_PROBLEM TO WORK ON_
Please return every one of the entries below verbatim, line for line.
==========
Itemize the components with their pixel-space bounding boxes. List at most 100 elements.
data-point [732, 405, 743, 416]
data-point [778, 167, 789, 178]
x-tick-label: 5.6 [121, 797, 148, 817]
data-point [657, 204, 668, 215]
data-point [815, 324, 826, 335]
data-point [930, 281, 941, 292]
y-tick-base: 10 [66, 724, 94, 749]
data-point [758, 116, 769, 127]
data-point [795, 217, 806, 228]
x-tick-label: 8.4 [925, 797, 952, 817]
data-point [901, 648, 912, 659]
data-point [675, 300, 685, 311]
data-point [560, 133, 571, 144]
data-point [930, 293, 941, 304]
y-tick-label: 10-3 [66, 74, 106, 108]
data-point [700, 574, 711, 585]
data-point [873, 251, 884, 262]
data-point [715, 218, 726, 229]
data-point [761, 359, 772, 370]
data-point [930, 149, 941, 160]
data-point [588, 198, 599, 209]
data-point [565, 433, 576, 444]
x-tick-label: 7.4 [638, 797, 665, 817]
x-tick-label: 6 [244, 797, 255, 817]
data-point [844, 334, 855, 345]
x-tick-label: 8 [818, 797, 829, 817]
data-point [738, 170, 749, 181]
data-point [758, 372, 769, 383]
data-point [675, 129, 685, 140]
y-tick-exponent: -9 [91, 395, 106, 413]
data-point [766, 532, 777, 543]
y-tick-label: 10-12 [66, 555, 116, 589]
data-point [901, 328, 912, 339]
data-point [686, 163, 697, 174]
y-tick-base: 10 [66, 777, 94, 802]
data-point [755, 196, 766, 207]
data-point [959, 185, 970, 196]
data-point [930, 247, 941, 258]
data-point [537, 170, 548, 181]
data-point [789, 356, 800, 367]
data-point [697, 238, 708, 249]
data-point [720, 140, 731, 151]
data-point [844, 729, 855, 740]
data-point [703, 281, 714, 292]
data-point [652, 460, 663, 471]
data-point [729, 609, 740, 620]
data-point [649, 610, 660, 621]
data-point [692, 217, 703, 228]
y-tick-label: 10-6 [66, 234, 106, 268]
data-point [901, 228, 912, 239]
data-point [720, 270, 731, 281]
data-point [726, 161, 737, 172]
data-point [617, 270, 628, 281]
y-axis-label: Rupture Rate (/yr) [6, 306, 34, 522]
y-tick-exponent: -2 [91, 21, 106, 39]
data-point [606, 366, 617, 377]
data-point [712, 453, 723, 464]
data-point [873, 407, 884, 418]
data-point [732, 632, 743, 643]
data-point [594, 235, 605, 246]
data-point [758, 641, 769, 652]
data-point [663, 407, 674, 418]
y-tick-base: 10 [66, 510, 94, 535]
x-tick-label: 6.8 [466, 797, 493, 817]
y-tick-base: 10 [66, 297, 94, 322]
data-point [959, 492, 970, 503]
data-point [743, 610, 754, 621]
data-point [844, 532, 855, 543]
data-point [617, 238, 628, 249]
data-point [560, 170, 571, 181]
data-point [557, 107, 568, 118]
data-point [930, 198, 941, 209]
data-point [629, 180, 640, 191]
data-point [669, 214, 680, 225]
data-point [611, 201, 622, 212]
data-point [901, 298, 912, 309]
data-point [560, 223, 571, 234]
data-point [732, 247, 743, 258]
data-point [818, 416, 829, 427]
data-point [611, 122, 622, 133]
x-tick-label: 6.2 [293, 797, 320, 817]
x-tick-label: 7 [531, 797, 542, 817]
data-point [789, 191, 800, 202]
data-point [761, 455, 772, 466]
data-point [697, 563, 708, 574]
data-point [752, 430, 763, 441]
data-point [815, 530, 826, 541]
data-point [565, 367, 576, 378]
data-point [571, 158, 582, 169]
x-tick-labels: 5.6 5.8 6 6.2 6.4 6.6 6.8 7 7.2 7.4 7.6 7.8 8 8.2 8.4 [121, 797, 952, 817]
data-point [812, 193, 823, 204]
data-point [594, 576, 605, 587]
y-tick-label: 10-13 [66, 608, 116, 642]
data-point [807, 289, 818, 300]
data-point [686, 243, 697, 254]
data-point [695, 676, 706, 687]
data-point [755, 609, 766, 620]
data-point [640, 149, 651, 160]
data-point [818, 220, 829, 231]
==========
_SOLUTION TO THIS TASK_
Itemize the components with their pixel-space bounding boxes. List at most 100 elements.
data-point [732, 405, 743, 416]
data-point [778, 167, 789, 178]
x-tick-label: 5.6 [121, 797, 148, 817]
data-point [657, 204, 668, 215]
data-point [815, 324, 826, 335]
data-point [930, 281, 941, 292]
y-tick-base: 10 [66, 724, 94, 749]
data-point [758, 116, 769, 127]
data-point [795, 217, 806, 228]
x-tick-label: 8.4 [925, 797, 952, 817]
data-point [901, 648, 912, 659]
data-point [675, 300, 685, 311]
data-point [560, 133, 571, 144]
data-point [930, 293, 941, 304]
y-tick-label: 10-3 [66, 74, 106, 108]
data-point [700, 574, 711, 585]
data-point [873, 251, 884, 262]
data-point [715, 218, 726, 229]
data-point [761, 359, 772, 370]
data-point [930, 149, 941, 160]
data-point [588, 198, 599, 209]
data-point [565, 433, 576, 444]
x-tick-label: 7.4 [638, 797, 665, 817]
x-tick-label: 6 [244, 797, 255, 817]
data-point [844, 334, 855, 345]
x-tick-label: 8 [818, 797, 829, 817]
data-point [738, 170, 749, 181]
data-point [758, 372, 769, 383]
data-point [675, 129, 685, 140]
y-tick-exponent: -9 [91, 395, 106, 413]
data-point [766, 532, 777, 543]
y-tick-label: 10-12 [66, 555, 116, 589]
data-point [901, 328, 912, 339]
data-point [686, 163, 697, 174]
y-tick-base: 10 [66, 777, 94, 802]
data-point [755, 196, 766, 207]
data-point [959, 185, 970, 196]
data-point [930, 247, 941, 258]
data-point [537, 170, 548, 181]
data-point [789, 356, 800, 367]
data-point [697, 238, 708, 249]
data-point [720, 140, 731, 151]
data-point [844, 729, 855, 740]
data-point [703, 281, 714, 292]
data-point [652, 460, 663, 471]
data-point [729, 609, 740, 620]
data-point [649, 610, 660, 621]
data-point [692, 217, 703, 228]
y-tick-label: 10-6 [66, 234, 106, 268]
data-point [901, 228, 912, 239]
data-point [720, 270, 731, 281]
data-point [726, 161, 737, 172]
data-point [617, 270, 628, 281]
y-axis-label: Rupture Rate (/yr) [6, 306, 34, 522]
y-tick-exponent: -2 [91, 21, 106, 39]
data-point [606, 366, 617, 377]
data-point [712, 453, 723, 464]
data-point [873, 407, 884, 418]
data-point [732, 632, 743, 643]
data-point [594, 235, 605, 246]
data-point [758, 641, 769, 652]
data-point [663, 407, 674, 418]
y-tick-base: 10 [66, 510, 94, 535]
x-tick-label: 6.8 [466, 797, 493, 817]
y-tick-base: 10 [66, 297, 94, 322]
data-point [959, 492, 970, 503]
data-point [743, 610, 754, 621]
data-point [844, 532, 855, 543]
data-point [617, 238, 628, 249]
data-point [560, 170, 571, 181]
data-point [557, 107, 568, 118]
data-point [930, 198, 941, 209]
data-point [629, 180, 640, 191]
data-point [669, 214, 680, 225]
data-point [611, 201, 622, 212]
data-point [901, 298, 912, 309]
data-point [560, 223, 571, 234]
data-point [732, 247, 743, 258]
data-point [818, 416, 829, 427]
data-point [611, 122, 622, 133]
x-tick-label: 6.2 [293, 797, 320, 817]
x-tick-label: 7 [531, 797, 542, 817]
data-point [789, 191, 800, 202]
data-point [761, 455, 772, 466]
data-point [697, 563, 708, 574]
data-point [752, 430, 763, 441]
data-point [815, 530, 826, 541]
data-point [565, 367, 576, 378]
data-point [571, 158, 582, 169]
x-tick-labels: 5.6 5.8 6 6.2 6.4 6.6 6.8 7 7.2 7.4 7.6 7.8 8 8.2 8.4 [121, 797, 952, 817]
data-point [812, 193, 823, 204]
data-point [594, 576, 605, 587]
y-tick-label: 10-13 [66, 608, 116, 642]
data-point [807, 289, 818, 300]
data-point [686, 243, 697, 254]
data-point [695, 676, 706, 687]
data-point [755, 609, 766, 620]
data-point [640, 149, 651, 160]
data-point [818, 220, 829, 231]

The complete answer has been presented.